Data excerpts
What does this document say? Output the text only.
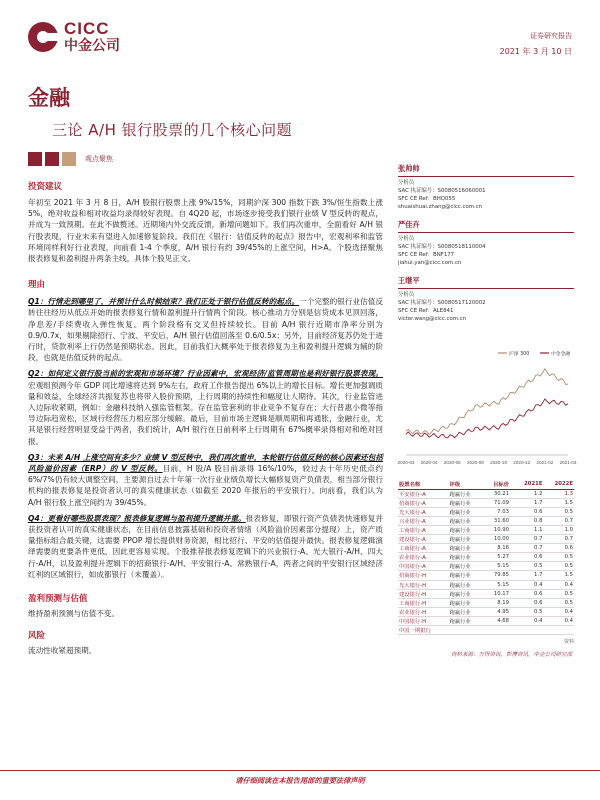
CICC
中金公司
证券研究报告
2021 年 3 月 10 日
金融
三论 A/H 银行股票的几个核心问题
观点聚焦
投资建议

年初至 2021 年 3 月 8 日，A/H 股银行股票上涨 9%/15%，同期沪深 300 指数下跌 3%/恒生指数上涨 5%，绝对收益和相对收益均录得较好表现。自 4Q20 起，市场逐步接受我们银行业绩 V 型反转的观点，并成为一致预期。在此不做赘述。近期境内外交流反馈，新增问题如下。我们再次重申，全面看好 A/H 银行股表现，行业未来有望进入加速修复阶段。我们在《银行：估值反转的起点》报告中，宏观利率和监管环境同样利好行业表现，向前看 1-4 个季度，A/H 银行有约 39/45%的上涨空间，H>A。个股选择聚焦报表修复和盈利提升两条主线，具体个股见正文。

理由

Q1：行情走到哪里了，并预计什么时候结束？我们正处于银行估值反转的起点。一个完整的银行业估值反转往往经历从低点开始的报表修复行情和盈利提升行情两个阶段。核心推动力分别是信贷成本见顶回落，净息差/手续费收入弹性恢复。两个阶段格有交叉但持续较长。目前 A/H 银行近期市净率分别为 0.9/0.7x，如果剔除招行、宁波、平安后，A/H 银行估值回落至 0.6/0.5x；另外，目前经济复苏仍处于进行时，贷款利率上行仍然是预期状态。因此，目前我们大概率处于报表修复为主和盈利提升逻辑为辅的阶段，也就是估值反转的起点。

Q2：如何定义银行股当前的宏观和市场环境？行业因素中，宏观经济/监管周期也是利好银行股票表现。宏观组预测今年 GDP 同比增速将达到 9%左右，政府工作报告提出 6%以上的增长目标。增长更加强调质量和效益，全球经济共振复苏也将带入股价预期，上行周期的持续性和幅度让人期待。其次，行业监管进入边际收紧期，例如：金融科技纳入强监管框架。存在监管套利的非业竞争不复存在；大行普惠小微等指导边际趋宽松，区域行经营压力相应部分缓解。最后，目前市场主逻辑是顺周期和再通胀，金融行业，尤其是银行经营明显受益于两者，我们统计，A/H 银行在日前利率上行周期有 67%概率录得相对和绝对回报。

Q3：未来 A/H 上涨空间有多少？业绩 V 型反转中，我们再次重申，本轮银行估值反转的核心因素还包括风险溢价因素（ERP）的 V 型反转。目前，H 股/A 股目前录得 16%/10%，较过去十年历史低点约 6%/7%仍有较大调整空间，主要源自过去十年第一次行业业绩负增长大幅修复资产负债表，相当部分银行机构的报表修复是投资者认可的真实健康状态（如截至 2020 年报后的平安银行）。向前看，我们认为 A/H 银行股上涨空间约为 39/45%。

Q4：更看好哪些股票表现？报表修复逻辑与盈利提升逻辑并重。报表修复，即银行资产负债表快速修复并获投资者认可的真实健康状态，在目前信息披露基础和投资者情绪（风险溢价因素部分提现）上，资产质量指标组合最关键，这需要 PPOP 增长提供财务资源，相比招行、平安的估值提升最快。报表修复逻辑演绎需要的更要条件更低，因此更容易实现。个股推荐报表修复逻辑下的兴业银行-A、光大银行-A/H、四大行-A/H，以及盈利提升逻辑下的招商银行-A/H、平安银行-A、常熟银行-A，两者之间的平安银行区域经济红利的区域银行，如成都银行（未覆盖）。

盈利预测与估值

维持盈利预测与估值不变。

风险

流动性收紧超预期。

张帅帅
分析员
SAC 执证编号：S0080516060001
SFC CE Ref：BHQ055
shuaishuai.zhang@cicc.com.cn
严佳卉
分析员
SAC 执证编号：S0080518110004
SFC CE Ref：BNF177
jiahui.yan@cicc.com.cn
王继平
分析员
SAC 执证编号：S0080517120002
SFC CE Ref：ALE841
victor.wang@cicc.com.cn
2020-03 2020-04 2020-06 2020-08 2020-10 2020-12 2021-02 2021-03
沪深 300	中金金融
股票名称	评级	目标价		2021E	2022E
平安银行-A	跑赢行业	30.21		1.2	1.3
招商银行-A	跑赢行业	71.09		1.7	1.5
光大银行-A	跑赢行业	7.03		0.6	0.5
兴业银行-A	跑赢行业	31.60		0.8	0.7
工商银行-A	跑赢行业	10.90		1.1	1.0
建设银行-A	跑赢行业	10.00		0.7	0.7
工商银行-A	跑赢行业	8.16		0.7	0.6
农业银行-A	跑赢行业	5.27		0.6	0.5
中国银行-A	跑赢行业	5.15		0.5	0.5
招商银行-H	跑赢行业	79.85		1.7	1.5
光大银行-H	跑赢行业	5.15		0.4	0.4
建设银行-H	跑赢行业	10.17		0.6	0.5
工商银行-H	跑赢行业	8.19		0.6	0.5
农业银行-H	跑赢行业	4.95		0.5	0.4
中国银行-H	跑赢行业	4.68		0.4	0.4
中国一期银行					
资料
资料来源：万得资讯，彭博资讯，中金公司研究部
请仔细阅读在本报告尾部的重要法律声明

-- STATED EXERCISE --
Keep every word of the data as it is when you write it out, but drop the pictures.

-- OUTPUT BELOW --
What does this document say? Output the text only.
CICC
中金公司
证券研究报告
2021 年 3 月 10 日
金融
三论 A/H 银行股票的几个核心问题
观点聚焦
投资建议

年初至 2021 年 3 月 8 日，A/H 股银行股票上涨 9%/15%，同期沪深 300 指数下跌 3%/恒生指数上涨 5%，绝对收益和相对收益均录得较好表现。自 4Q20 起，市场逐步接受我们银行业绩 V 型反转的观点，并成为一致预期。在此不做赘述。近期境内外交流反馈，新增问题如下。我们再次重申，全面看好 A/H 银行股表现，行业未来有望进入加速修复阶段。我们在《银行：估值反转的起点》报告中，宏观利率和监管环境同样利好行业表现，向前看 1-4 个季度，A/H 银行有约 39/45%的上涨空间，H>A。个股选择聚焦报表修复和盈利提升两条主线，具体个股见正文。

理由

Q1：行情走到哪里了，并预计什么时候结束？我们正处于银行估值反转的起点。一个完整的银行业估值反转往往经历从低点开始的报表修复行情和盈利提升行情两个阶段。核心推动力分别是信贷成本见顶回落，净息差/手续费收入弹性恢复。两个阶段格有交叉但持续较长。目前 A/H 银行近期市净率分别为 0.9/0.7x，如果剔除招行、宁波、平安后，A/H 银行估值回落至 0.6/0.5x；另外，目前经济复苏仍处于进行时，贷款利率上行仍然是预期状态。因此，目前我们大概率处于报表修复为主和盈利提升逻辑为辅的阶段，也就是估值反转的起点。

Q2：如何定义银行股当前的宏观和市场环境？行业因素中，宏观经济/监管周期也是利好银行股票表现。宏观组预测今年 GDP 同比增速将达到 9%左右，政府工作报告提出 6%以上的增长目标。增长更加强调质量和效益，全球经济共振复苏也将带入股价预期，上行周期的持续性和幅度让人期待。其次，行业监管进入边际收紧期，例如：金融科技纳入强监管框架。存在监管套利的非业竞争不复存在；大行普惠小微等指导边际趋宽松，区域行经营压力相应部分缓解。最后，目前市场主逻辑是顺周期和再通胀，金融行业，尤其是银行经营明显受益于两者，我们统计，A/H 银行在日前利率上行周期有 67%概率录得相对和绝对回报。

Q3：未来 A/H 上涨空间有多少？业绩 V 型反转中，我们再次重申，本轮银行估值反转的核心因素还包括风险溢价因素（ERP）的 V 型反转。目前，H 股/A 股目前录得 16%/10%，较过去十年历史低点约 6%/7%仍有较大调整空间，主要源自过去十年第一次行业业绩负增长大幅修复资产负债表，相当部分银行机构的报表修复是投资者认可的真实健康状态（如截至 2020 年报后的平安银行）。向前看，我们认为 A/H 银行股上涨空间约为 39/45%。

Q4：更看好哪些股票表现？报表修复逻辑与盈利提升逻辑并重。报表修复，即银行资产负债表快速修复并获投资者认可的真实健康状态，在目前信息披露基础和投资者情绪（风险溢价因素部分提现）上，资产质量指标组合最关键，这需要 PPOP 增长提供财务资源，相比招行、平安的估值提升最快。报表修复逻辑演绎需要的更要条件更低，因此更容易实现。个股推荐报表修复逻辑下的兴业银行-A、光大银行-A/H、四大行-A/H，以及盈利提升逻辑下的招商银行-A/H、平安银行-A、常熟银行-A，两者之间的平安银行区域经济红利的区域银行，如成都银行（未覆盖）。

盈利预测与估值

维持盈利预测与估值不变。

风险

流动性收紧超预期。

张帅帅
分析员
SAC 执证编号：S0080516060001
SFC CE Ref：BHQ055
shuaishuai.zhang@cicc.com.cn
严佳卉
分析员
SAC 执证编号：S0080518110004
SFC CE Ref：BNF177
jiahui.yan@cicc.com.cn
王继平
分析员
SAC 执证编号：S0080517120002
SFC CE Ref：ALE841
victor.wang@cicc.com.cn
2020-03 2020-04 2020-06 2020-08 2020-10 2020-12 2021-02 2021-03
沪深 300	中金金融
股票名称	评级	目标价		2021E	2022E
平安银行-A	跑赢行业	30.21		1.2	1.3
招商银行-A	跑赢行业	71.09		1.7	1.5
光大银行-A	跑赢行业	7.03		0.6	0.5
兴业银行-A	跑赢行业	31.60		0.8	0.7
工商银行-A	跑赢行业	10.90		1.1	1.0
建设银行-A	跑赢行业	10.00		0.7	0.7
工商银行-A	跑赢行业	8.16		0.7	0.6
农业银行-A	跑赢行业	5.27		0.6	0.5
中国银行-A	跑赢行业	5.15		0.5	0.5
招商银行-H	跑赢行业	79.85		1.7	1.5
光大银行-H	跑赢行业	5.15		0.4	0.4
建设银行-H	跑赢行业	10.17		0.6	0.5
工商银行-H	跑赢行业	8.19		0.6	0.5
农业银行-H	跑赢行业	4.95		0.5	0.4
中国银行-H	跑赢行业	4.68		0.4	0.4
中国一期银行					
资料
资料来源：万得资讯，彭博资讯，中金公司研究部
请仔细阅读在本报告尾部的重要法律声明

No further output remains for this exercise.